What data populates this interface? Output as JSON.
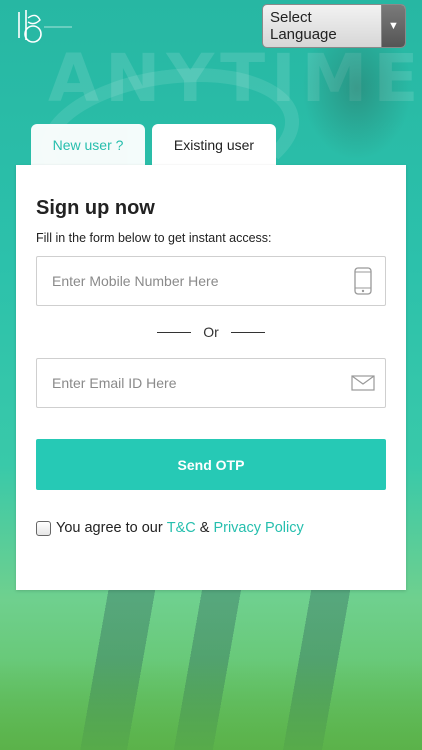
{
  "header": {
    "language_select": {
      "selected": "Select Language"
    }
  },
  "background": {
    "word": "ANYTIME"
  },
  "tabs": [
    {
      "label": "New user ?",
      "active": false
    },
    {
      "label": "Existing user",
      "active": true
    }
  ],
  "form": {
    "title": "Sign up now",
    "subtitle": "Fill in the form below to get instant access:",
    "mobile": {
      "placeholder": "Enter Mobile Number Here",
      "value": ""
    },
    "divider": "Or",
    "email": {
      "placeholder": "Enter Email ID Here",
      "value": ""
    },
    "submit_label": "Send OTP",
    "agree": {
      "prefix": "You agree to our ",
      "terms_link": "T&C",
      "joiner": " & ",
      "privacy_link": "Privacy Policy",
      "checked": false
    }
  },
  "colors": {
    "accent": "#26c9b5",
    "background": "#2bc0a8"
  },
  "icons": {
    "mobile": "mobile-phone-icon",
    "email": "envelope-icon",
    "dropdown": "triangle-down-icon"
  }
}
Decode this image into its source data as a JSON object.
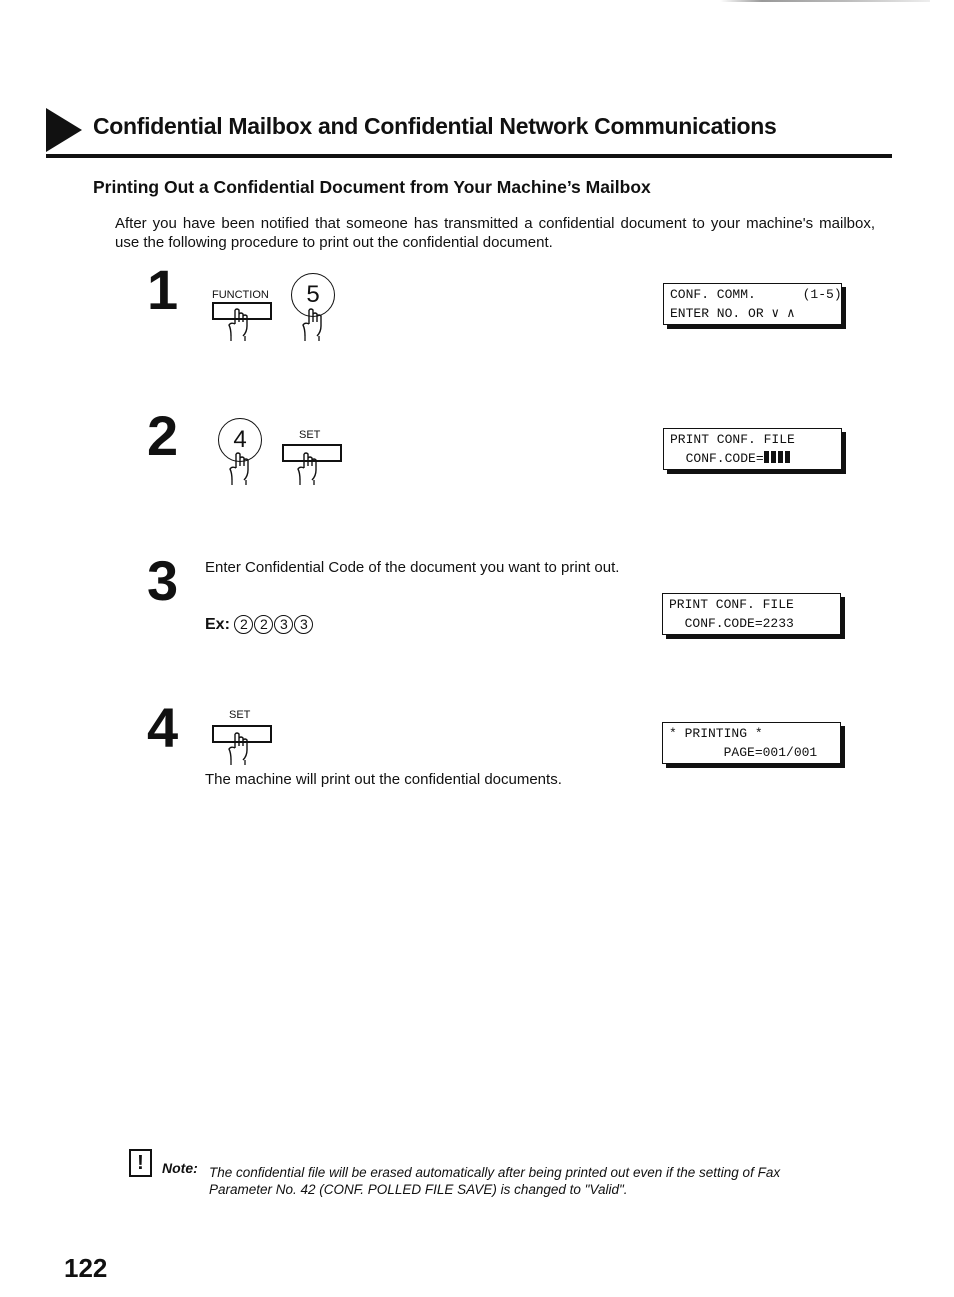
{
  "header": {
    "title": "Confidential Mailbox and Confidential Network Communications"
  },
  "section": {
    "title": "Printing Out a Confidential Document from Your Machine’s Mailbox",
    "intro": "After you have been notified that someone has transmitted a confidential document to your machine's mailbox, use the following procedure to print out the confidential document."
  },
  "steps": [
    {
      "number": "1",
      "keys": [
        {
          "type": "rect",
          "label": "FUNCTION"
        },
        {
          "type": "circle",
          "label": "5"
        }
      ],
      "lcd": [
        "CONF. COMM.      (1-5)",
        "ENTER NO. OR ∨ ∧"
      ]
    },
    {
      "number": "2",
      "keys": [
        {
          "type": "circle",
          "label": "4"
        },
        {
          "type": "rect",
          "label": "SET"
        }
      ],
      "lcd": [
        "PRINT CONF. FILE",
        "  CONF.CODE="
      ],
      "lcd_mask_count": 4
    },
    {
      "number": "3",
      "text": "Enter Confidential Code of the document you want to print out.",
      "example_label": "Ex:",
      "example_digits": [
        "2",
        "2",
        "3",
        "3"
      ],
      "lcd": [
        "PRINT CONF. FILE",
        "  CONF.CODE=2233"
      ]
    },
    {
      "number": "4",
      "keys": [
        {
          "type": "rect",
          "label": "SET"
        }
      ],
      "text": "The machine will print out the confidential documents.",
      "lcd": [
        "* PRINTING *",
        "       PAGE=001/001"
      ]
    }
  ],
  "note": {
    "icon": "exclamation-box-icon",
    "label": "Note:",
    "text": "The confidential file will be erased automatically after being printed out even if the setting of Fax Parameter No. 42 (CONF. POLLED FILE SAVE) is changed to \"Valid\"."
  },
  "page_number": "122"
}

WHAT YOU NEED TO DO.
Which lines contain "will"? Copy each of them.

THE ANSWER.
      "text": "The machine will print out the confidential documents.",
    "text": "The confidential file will be erased automatically after being printed out even if the setting of Fax Parameter No. 42 (CONF. POLLED FILE SAVE) is changed to \"Valid\"."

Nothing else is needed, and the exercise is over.